A run of records:
** start **

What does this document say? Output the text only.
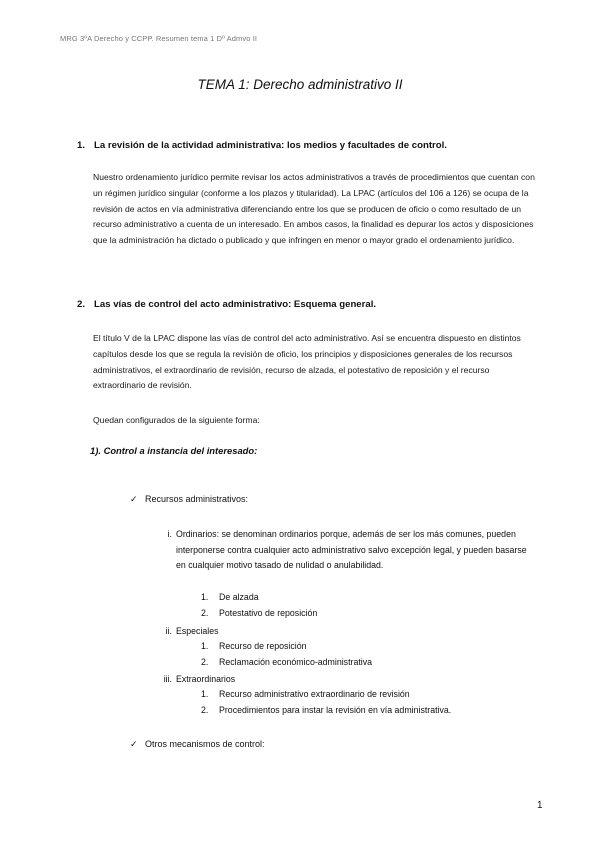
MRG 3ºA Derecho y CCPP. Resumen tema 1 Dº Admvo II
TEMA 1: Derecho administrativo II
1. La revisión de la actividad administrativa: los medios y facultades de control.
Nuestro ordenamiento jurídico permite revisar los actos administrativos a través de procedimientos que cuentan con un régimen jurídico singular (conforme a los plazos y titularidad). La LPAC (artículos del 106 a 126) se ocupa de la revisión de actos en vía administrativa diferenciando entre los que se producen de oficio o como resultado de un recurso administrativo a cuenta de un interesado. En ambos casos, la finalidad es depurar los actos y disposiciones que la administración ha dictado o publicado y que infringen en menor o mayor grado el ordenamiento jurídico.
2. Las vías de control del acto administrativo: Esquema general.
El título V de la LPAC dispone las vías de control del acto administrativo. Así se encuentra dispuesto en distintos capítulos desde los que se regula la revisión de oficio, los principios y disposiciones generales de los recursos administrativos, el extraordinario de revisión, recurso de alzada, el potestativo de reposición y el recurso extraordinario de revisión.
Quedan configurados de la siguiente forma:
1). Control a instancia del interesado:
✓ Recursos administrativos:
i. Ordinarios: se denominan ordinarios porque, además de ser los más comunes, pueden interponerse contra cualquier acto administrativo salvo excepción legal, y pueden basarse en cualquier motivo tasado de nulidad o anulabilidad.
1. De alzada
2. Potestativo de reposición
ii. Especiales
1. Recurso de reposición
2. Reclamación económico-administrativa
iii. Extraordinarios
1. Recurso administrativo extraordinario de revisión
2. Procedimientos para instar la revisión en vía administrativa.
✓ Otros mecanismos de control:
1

** end **
** start **

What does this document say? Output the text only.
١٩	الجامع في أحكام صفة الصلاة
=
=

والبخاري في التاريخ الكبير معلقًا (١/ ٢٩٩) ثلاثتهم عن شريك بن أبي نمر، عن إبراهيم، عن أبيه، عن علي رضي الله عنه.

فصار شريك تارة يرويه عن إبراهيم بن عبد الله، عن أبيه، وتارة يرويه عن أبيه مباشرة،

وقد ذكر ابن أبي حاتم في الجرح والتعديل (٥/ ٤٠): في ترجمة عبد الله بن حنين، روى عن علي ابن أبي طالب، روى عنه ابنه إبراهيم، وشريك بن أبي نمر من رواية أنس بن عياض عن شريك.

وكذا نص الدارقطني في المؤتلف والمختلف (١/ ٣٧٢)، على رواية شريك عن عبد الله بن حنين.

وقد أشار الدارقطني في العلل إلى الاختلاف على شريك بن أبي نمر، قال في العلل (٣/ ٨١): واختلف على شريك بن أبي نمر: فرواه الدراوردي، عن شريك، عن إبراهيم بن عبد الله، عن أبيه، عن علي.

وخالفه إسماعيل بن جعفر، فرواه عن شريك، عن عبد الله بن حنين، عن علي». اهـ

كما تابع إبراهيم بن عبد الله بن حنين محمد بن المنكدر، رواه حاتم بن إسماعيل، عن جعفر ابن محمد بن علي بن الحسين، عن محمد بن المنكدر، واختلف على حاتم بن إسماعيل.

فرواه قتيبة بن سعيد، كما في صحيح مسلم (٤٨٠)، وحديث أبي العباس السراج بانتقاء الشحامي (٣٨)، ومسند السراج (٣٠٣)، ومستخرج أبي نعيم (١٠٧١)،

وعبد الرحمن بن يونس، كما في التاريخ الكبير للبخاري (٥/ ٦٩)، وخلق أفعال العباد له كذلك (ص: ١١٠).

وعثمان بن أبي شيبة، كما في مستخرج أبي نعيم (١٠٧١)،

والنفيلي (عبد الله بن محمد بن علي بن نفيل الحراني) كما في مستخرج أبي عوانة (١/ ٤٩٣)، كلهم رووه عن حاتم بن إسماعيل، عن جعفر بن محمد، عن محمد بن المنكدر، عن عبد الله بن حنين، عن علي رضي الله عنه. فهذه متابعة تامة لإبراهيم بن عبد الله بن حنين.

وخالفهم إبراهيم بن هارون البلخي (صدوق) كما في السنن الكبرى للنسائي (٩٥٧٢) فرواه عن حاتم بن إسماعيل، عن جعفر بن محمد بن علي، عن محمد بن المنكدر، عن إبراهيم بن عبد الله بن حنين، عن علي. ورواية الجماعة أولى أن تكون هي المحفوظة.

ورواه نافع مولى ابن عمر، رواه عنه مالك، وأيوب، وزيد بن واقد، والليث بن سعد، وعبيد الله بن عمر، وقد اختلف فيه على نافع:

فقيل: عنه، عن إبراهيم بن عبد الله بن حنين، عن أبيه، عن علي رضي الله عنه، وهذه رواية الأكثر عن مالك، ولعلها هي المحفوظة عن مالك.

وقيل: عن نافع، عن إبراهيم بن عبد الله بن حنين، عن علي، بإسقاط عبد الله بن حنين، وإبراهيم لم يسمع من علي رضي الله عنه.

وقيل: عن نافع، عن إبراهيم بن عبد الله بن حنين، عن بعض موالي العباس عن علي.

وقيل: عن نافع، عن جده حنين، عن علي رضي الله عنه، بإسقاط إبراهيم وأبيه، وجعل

** end **

● Problem description
The word "العباس" may turn up on some lines of these records; say how many, with no other words.

● Reply to the task
2